(Data items)
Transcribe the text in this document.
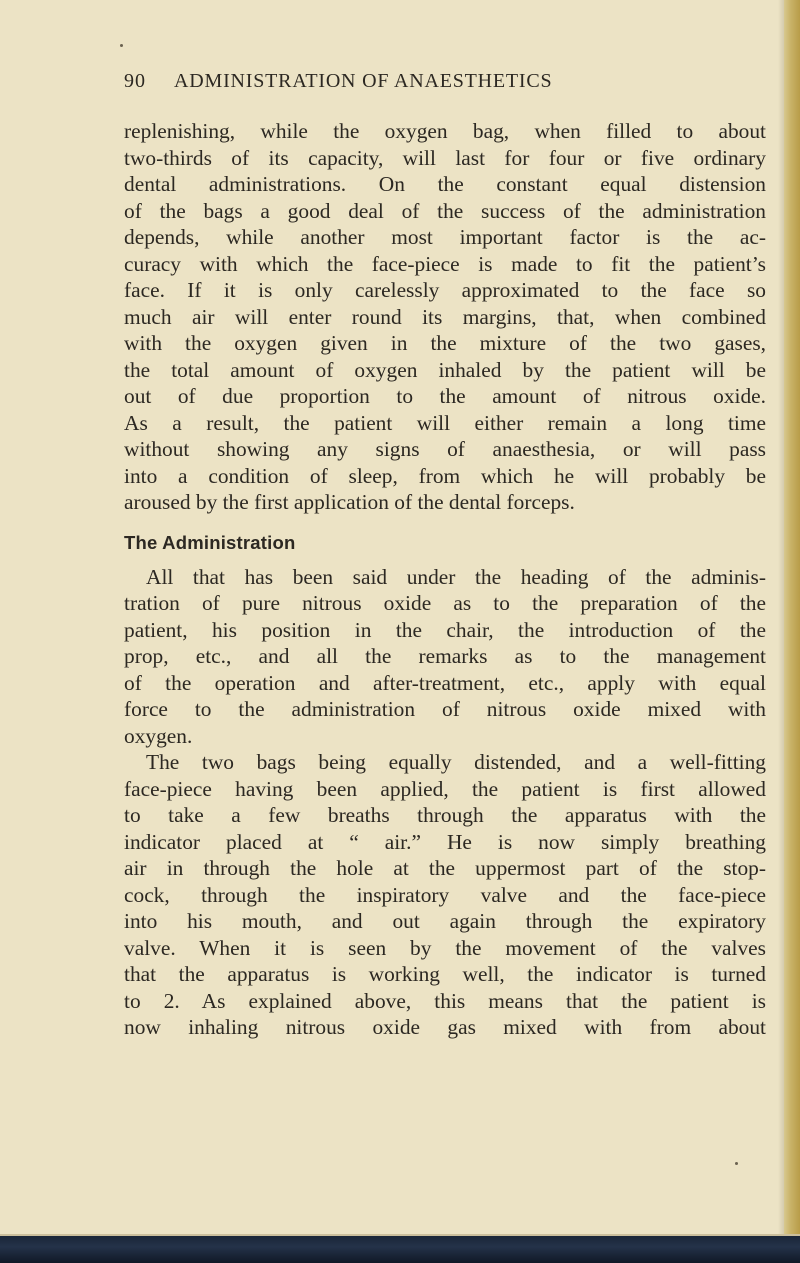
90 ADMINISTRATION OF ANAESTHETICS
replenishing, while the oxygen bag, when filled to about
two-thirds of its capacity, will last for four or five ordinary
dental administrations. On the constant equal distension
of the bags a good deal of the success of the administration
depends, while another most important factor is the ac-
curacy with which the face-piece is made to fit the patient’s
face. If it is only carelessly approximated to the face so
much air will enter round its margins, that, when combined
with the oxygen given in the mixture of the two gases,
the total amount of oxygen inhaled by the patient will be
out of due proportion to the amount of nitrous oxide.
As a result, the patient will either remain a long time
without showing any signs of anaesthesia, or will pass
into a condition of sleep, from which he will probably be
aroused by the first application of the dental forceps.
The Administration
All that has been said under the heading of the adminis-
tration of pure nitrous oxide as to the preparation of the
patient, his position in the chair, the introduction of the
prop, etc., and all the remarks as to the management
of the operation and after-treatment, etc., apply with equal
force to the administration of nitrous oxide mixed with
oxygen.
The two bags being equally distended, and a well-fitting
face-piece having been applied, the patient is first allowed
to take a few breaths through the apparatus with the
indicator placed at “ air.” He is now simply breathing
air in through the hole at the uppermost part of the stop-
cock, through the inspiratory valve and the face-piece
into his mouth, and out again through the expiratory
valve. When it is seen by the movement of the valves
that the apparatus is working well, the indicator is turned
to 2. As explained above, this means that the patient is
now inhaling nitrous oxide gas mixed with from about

* * *

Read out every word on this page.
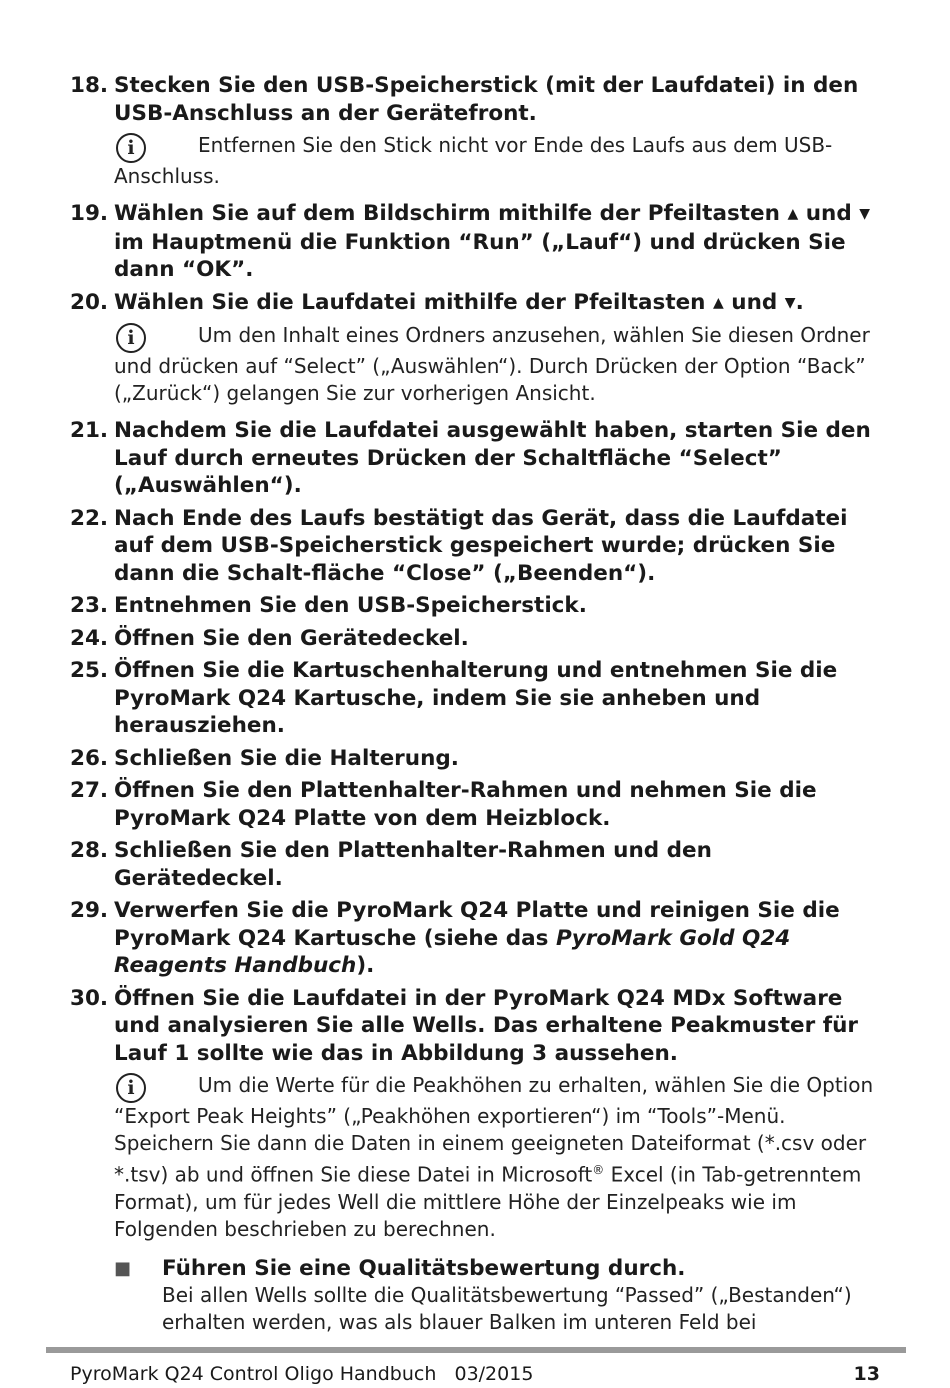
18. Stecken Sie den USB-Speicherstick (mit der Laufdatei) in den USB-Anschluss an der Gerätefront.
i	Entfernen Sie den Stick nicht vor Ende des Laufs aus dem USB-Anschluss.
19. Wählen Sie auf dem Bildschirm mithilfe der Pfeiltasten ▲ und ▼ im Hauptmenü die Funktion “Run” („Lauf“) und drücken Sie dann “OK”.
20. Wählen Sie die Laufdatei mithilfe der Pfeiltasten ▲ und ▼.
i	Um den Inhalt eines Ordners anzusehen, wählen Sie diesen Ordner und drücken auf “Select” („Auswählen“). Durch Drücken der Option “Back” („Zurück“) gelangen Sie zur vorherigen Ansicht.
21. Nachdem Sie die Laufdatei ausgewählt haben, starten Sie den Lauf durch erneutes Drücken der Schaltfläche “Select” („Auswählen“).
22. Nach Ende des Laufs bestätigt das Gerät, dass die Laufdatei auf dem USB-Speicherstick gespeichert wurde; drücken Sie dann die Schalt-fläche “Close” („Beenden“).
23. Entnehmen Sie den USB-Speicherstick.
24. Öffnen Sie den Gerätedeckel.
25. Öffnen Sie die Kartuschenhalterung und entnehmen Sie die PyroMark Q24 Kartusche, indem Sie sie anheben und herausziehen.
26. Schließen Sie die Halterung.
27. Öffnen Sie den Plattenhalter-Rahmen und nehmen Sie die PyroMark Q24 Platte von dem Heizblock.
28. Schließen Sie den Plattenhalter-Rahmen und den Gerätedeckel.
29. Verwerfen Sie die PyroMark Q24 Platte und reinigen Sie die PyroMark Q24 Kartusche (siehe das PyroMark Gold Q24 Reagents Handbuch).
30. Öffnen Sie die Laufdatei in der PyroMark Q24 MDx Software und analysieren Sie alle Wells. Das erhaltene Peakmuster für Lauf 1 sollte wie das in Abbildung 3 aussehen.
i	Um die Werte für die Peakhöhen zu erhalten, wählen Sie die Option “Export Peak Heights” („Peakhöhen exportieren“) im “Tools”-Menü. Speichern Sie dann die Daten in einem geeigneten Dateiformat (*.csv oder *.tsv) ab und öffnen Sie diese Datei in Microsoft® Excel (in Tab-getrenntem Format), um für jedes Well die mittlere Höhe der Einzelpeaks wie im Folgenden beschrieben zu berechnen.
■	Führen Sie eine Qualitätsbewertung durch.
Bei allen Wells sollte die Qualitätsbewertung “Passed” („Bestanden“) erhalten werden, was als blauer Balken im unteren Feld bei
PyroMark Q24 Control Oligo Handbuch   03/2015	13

* * *

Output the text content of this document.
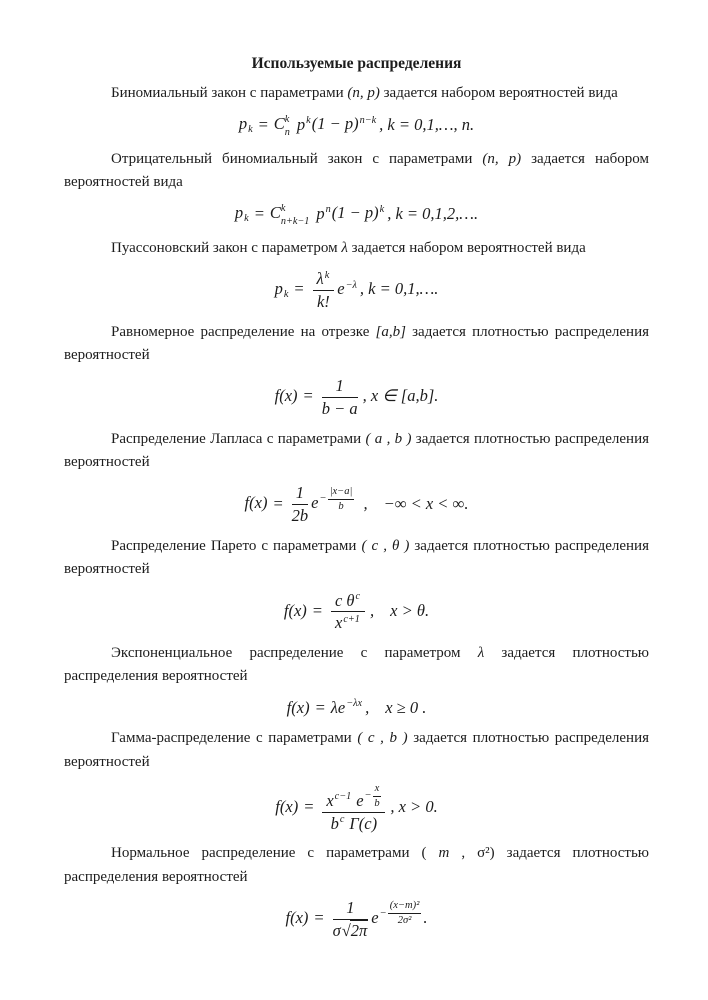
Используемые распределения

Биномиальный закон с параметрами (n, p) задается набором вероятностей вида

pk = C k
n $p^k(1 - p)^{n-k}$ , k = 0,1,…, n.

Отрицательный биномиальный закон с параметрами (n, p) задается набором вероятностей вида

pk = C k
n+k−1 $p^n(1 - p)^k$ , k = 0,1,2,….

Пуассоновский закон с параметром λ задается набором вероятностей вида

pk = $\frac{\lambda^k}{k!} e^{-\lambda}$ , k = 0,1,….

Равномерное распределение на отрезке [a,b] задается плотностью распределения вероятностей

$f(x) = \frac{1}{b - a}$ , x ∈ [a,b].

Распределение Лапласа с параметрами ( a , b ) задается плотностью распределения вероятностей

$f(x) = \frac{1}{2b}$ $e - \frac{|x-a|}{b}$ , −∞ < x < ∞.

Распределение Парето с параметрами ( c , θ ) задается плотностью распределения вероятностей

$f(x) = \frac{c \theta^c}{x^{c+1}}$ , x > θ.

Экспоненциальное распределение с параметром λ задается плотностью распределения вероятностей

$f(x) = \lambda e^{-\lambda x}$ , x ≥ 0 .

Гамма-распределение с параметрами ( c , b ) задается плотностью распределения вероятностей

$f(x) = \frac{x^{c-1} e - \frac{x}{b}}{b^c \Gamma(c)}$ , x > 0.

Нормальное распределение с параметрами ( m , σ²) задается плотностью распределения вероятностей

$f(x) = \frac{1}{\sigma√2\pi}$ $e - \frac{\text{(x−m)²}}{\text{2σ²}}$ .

• [The exercise] Count how many lines above carry the word "bags". Only the number is required.

• [Written solution] 2